Dataset rows about figures:
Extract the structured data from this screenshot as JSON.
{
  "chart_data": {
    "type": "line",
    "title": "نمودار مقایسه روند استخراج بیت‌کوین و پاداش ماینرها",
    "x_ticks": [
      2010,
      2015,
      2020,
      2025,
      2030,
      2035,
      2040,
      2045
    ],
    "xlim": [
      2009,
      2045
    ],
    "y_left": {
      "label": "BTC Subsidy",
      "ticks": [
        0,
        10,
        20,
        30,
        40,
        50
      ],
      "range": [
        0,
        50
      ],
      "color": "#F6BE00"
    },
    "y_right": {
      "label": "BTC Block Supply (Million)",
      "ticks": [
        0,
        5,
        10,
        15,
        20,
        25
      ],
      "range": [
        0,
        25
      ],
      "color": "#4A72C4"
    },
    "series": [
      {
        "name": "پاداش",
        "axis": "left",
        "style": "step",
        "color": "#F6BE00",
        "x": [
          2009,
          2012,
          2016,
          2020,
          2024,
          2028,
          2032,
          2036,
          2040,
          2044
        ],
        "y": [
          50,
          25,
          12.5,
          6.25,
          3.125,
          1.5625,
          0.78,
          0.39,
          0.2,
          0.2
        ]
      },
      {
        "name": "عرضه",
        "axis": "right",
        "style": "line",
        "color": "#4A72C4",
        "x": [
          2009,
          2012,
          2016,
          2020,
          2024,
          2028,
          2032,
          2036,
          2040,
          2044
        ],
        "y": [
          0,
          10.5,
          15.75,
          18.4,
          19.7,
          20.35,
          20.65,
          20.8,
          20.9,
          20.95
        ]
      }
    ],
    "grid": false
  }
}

### What is expected
Copy each line above where the string "color" occurs.

### Exercise response
      "color": "#F6BE00"
      "color": "#4A72C4"
        "color": "#F6BE00",
        "color": "#4A72C4",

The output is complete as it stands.